Written task – Identify every line containing the word "gjzq" and reproduce each one.

**** Available records

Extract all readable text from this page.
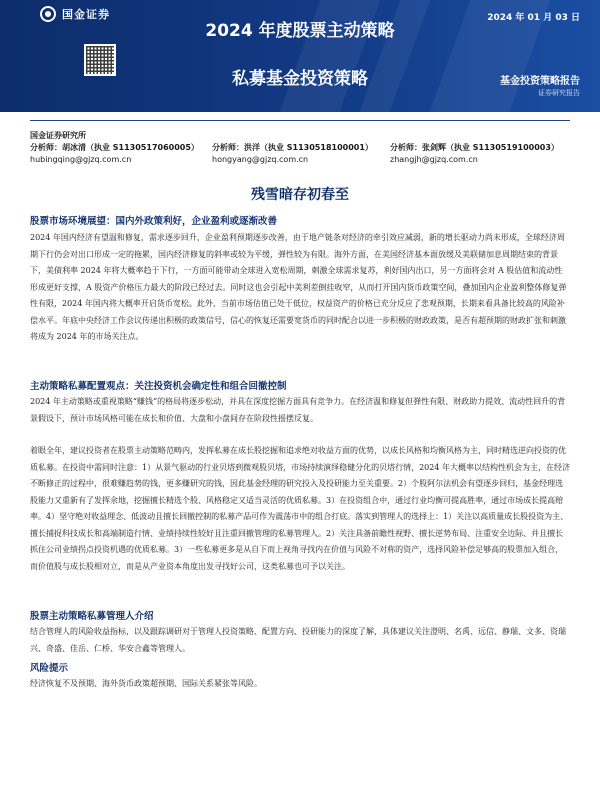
国金证券	2024 年 01 月 03 日
2024 年度股票主动策略
私募基金投资策略	基金投资策略报告
证券研究报告
国金证券研究所
分析师：胡冰清（执业 S1130517060005）
hubingqing@gjzq.com.cn
分析师：洪洋（执业 S1130518100001）
hongyang@gjzq.com.cn
分析师：张剑辉（执业 S1130519100003）
zhangjh@gjzq.com.cn
残雪暗存初春至
股票市场环境展望：国内外政策利好，企业盈利或逐渐改善
2024 年国内经济有望温和修复，需求逐步回升，企业盈利预期逐步改善，由于地产链条对经济的牵引效应减弱，新的增长驱动力尚未形成，全球经济周期下行仍会对出口形成一定的拖累，国内经济修复的斜率或较为平缓，弹性较为有限。海外方面，在美国经济基本面放缓及美联储加息周期结束的背景下，美债利率 2024 年将大概率趋于下行，一方面可能带动全球进入宽松周期，刺激全球需求复苏，利好国内出口，另一方面将会对 A 股估值和流动性形成更好支撑，A 股资产价格压力最大的阶段已经过去。同时这也会引起中美利差倒挂收窄，从而打开国内货币政策空间，叠加国内企业盈利整体修复弹性有限，2024 年国内将大概率开启货币宽松。此外，当前市场估值已处于低位，权益资产的价格已充分反应了悲观预期，长期来看具备比较高的风险补偿水平。年底中央经济工作会议传递出积极的政策信号，信心的恢复还需要宽货币的同时配合以进一步积极的财政政策，是否有超预期的财政扩张和刺激将成为 2024 年的市场关注点。
主动策略私募配置观点：关注投资机会确定性和组合回撤控制
2024 年主动策略或重视策略“赚钱”的格局将逐步松动，并具在深度挖掘方面具有竞争力。在经济温和修复但弹性有限、财政助力提效、流动性回升的背景假设下，预计市场风格可能在成长和价值、大盘和小盘间存在阶段性摇摆反复。
着眼全年，建议投资者在股票主动策略范畴内，发挥私募在成长股挖掘和追求绝对收益方面的优势，以成长风格和均衡风格为主，同时精选逆向投资的优质私募。在投资中需同时注意：1）从景气驱动的行业贝塔到微观股贝塔，市场持续演绎稳健分化的贝塔行情，2024 年大概率以结构性机会为主，在经济不断修正的过程中，很难赚趋势的钱，更多赚研究的钱，因此基金经理的研究投入及投研能力至关重要。2）个股阿尔法机会有望逐步回归，基金经理选股能力又重新有了发挥余地，挖掘擅长精选个股、风格稳定又适当灵活的优质私募。3）在投资组合中，通过行业均衡可提高胜率，通过市场成长提高赔率。4）坚守绝对收益理念、低波动且擅长回撤控制的私募产品可作为震荡市中的组合打底。落实到管理人的选择上：1）关注以高质量成长股投资为主、擅长捕捉科技成长和高端制造行情、业绩持续性较好且注重回撤管理的私募管理人。2）关注具备前瞻性视野、擅长逆势布局、注重安全边际、并且擅长抓住公司业绩拐点投资机遇的优质私募。3）一些私募更多是从自下而上视角寻找内在价值与风险不对称的资产，选择风险补偿足够高的股票加入组合，而价值股与成长股相对立，而是从产业资本角度出发寻找好公司，这类私募也可予以关注。
股票主动策略私募管理人介绍
结合管理人的风险收益指标，以及跟踪调研对于管理人投资策略、配置方向、投研能力的深度了解，具体建议关注澄明、名禹、远信、静瑞、文多、资瑞兴、奇盛、佳岳、仁桥、华安合鑫等管理人。
风险提示
经济恢复不及预期、海外货币政策超预期、国际关系紧张等风险。
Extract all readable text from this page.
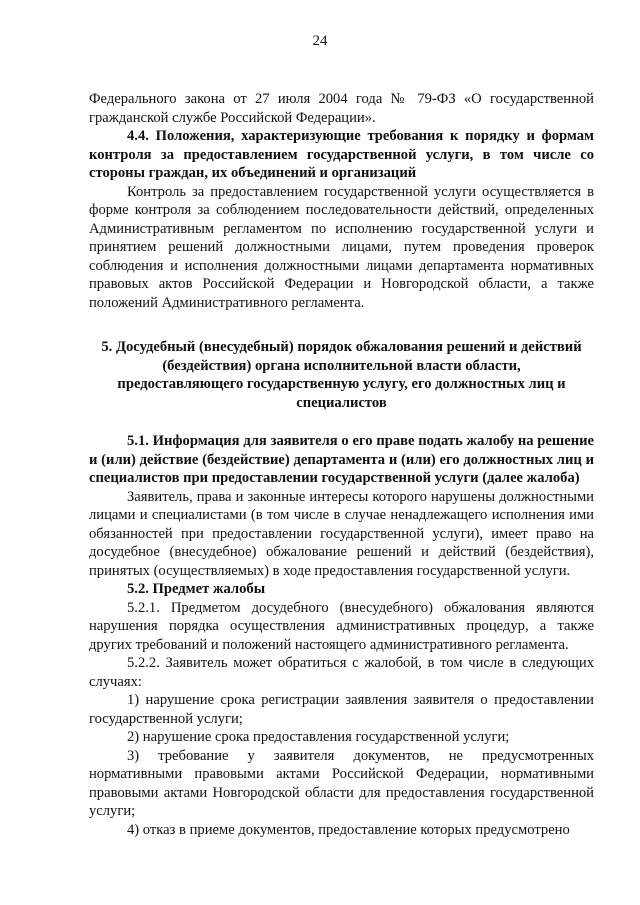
24

Федерального закона от 27 июля 2004 года № 79-ФЗ «О государственной гражданской службе Российской Федерации».

4.4. Положения, характеризующие требования к порядку и формам контроля за предоставлением государственной услуги, в том числе со стороны граждан, их объединений и организаций

Контроль за предоставлением государственной услуги осуществляется в форме контроля за соблюдением последовательности действий, определенных Административным регламентом по исполнению государственной услуги и принятием решений должностными лицами, путем проведения проверок соблюдения и исполнения должностными лицами департамента нормативных правовых актов Российской Федерации и Новгородской области, а также положений Административного регламента.

5. Досудебный (внесудебный) порядок обжалования решений и действий (бездействия) органа исполнительной власти области, предоставляющего государственную услугу, его должностных лиц и специалистов

5.1. Информация для заявителя о его праве подать жалобу на решение и (или) действие (бездействие) департамента и (или) его должностных лиц и специалистов при предоставлении государственной услуги (далее жалоба)

Заявитель, права и законные интересы которого нарушены должностными лицами и специалистами (в том числе в случае ненадлежащего исполнения ими обязанностей при предоставлении государственной услуги), имеет право на досудебное (внесудебное) обжалование решений и действий (бездействия), принятых (осуществляемых) в ходе предоставления государственной услуги.

5.2. Предмет жалобы

5.2.1. Предметом досудебного (внесудебного) обжалования являются нарушения порядка осуществления административных процедур, а также других требований и положений настоящего административного регламента.

5.2.2. Заявитель может обратиться с жалобой, в том числе в следующих случаях:

1) нарушение срока регистрации заявления заявителя о предоставлении государственной услуги;

2) нарушение срока предоставления государственной услуги;

3) требование у заявителя документов, не предусмотренных нормативными правовыми актами Российской Федерации, нормативными правовыми актами Новгородской области для предоставления государственной услуги;

4) отказ в приеме документов, предоставление которых предусмотрено
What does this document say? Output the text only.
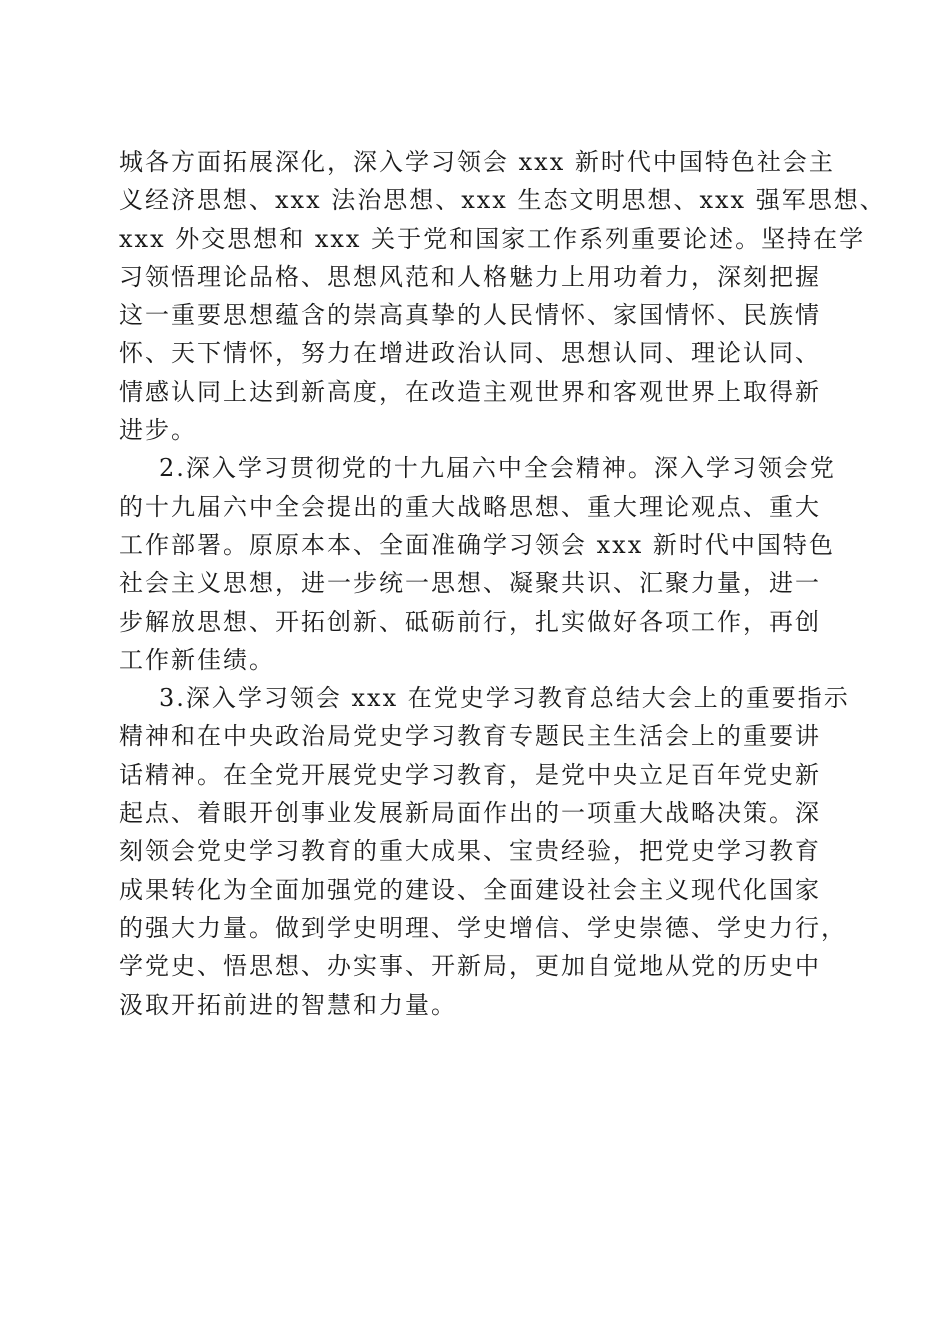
城各方面拓展深化，深入学习领会 xxx 新时代中国特色社会主
义经济思想、xxx 法治思想、xxx 生态文明思想、xxx 强军思想、
xxx 外交思想和 xxx 关于党和国家工作系列重要论述。坚持在学
习领悟理论品格、思想风范和人格魅力上用功着力，深刻把握
这一重要思想蕴含的崇高真挚的人民情怀、家国情怀、民族情
怀、天下情怀，努力在增进政治认同、思想认同、理论认同、
情感认同上达到新高度，在改造主观世界和客观世界上取得新
进步。
2.深入学习贯彻党的十九届六中全会精神。深入学习领会党
的十九届六中全会提出的重大战略思想、重大理论观点、重大
工作部署。原原本本、全面准确学习领会 xxx 新时代中国特色
社会主义思想，进一步统一思想、凝聚共识、汇聚力量，进一
步解放思想、开拓创新、砥砺前行，扎实做好各项工作，再创
工作新佳绩。
3.深入学习领会 xxx 在党史学习教育总结大会上的重要指示
精神和在中央政治局党史学习教育专题民主生活会上的重要讲
话精神。在全党开展党史学习教育，是党中央立足百年党史新
起点、着眼开创事业发展新局面作出的一项重大战略决策。深
刻领会党史学习教育的重大成果、宝贵经验，把党史学习教育
成果转化为全面加强党的建设、全面建设社会主义现代化国家
的强大力量。做到学史明理、学史增信、学史崇德、学史力行，
学党史、悟思想、办实事、开新局，更加自觉地从党的历史中
汲取开拓前进的智慧和力量。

********

Written solution –
hubingqing@gjzq.com.cn
hongyang@gjzq.com.cn
zhangjh@gjzq.com.cn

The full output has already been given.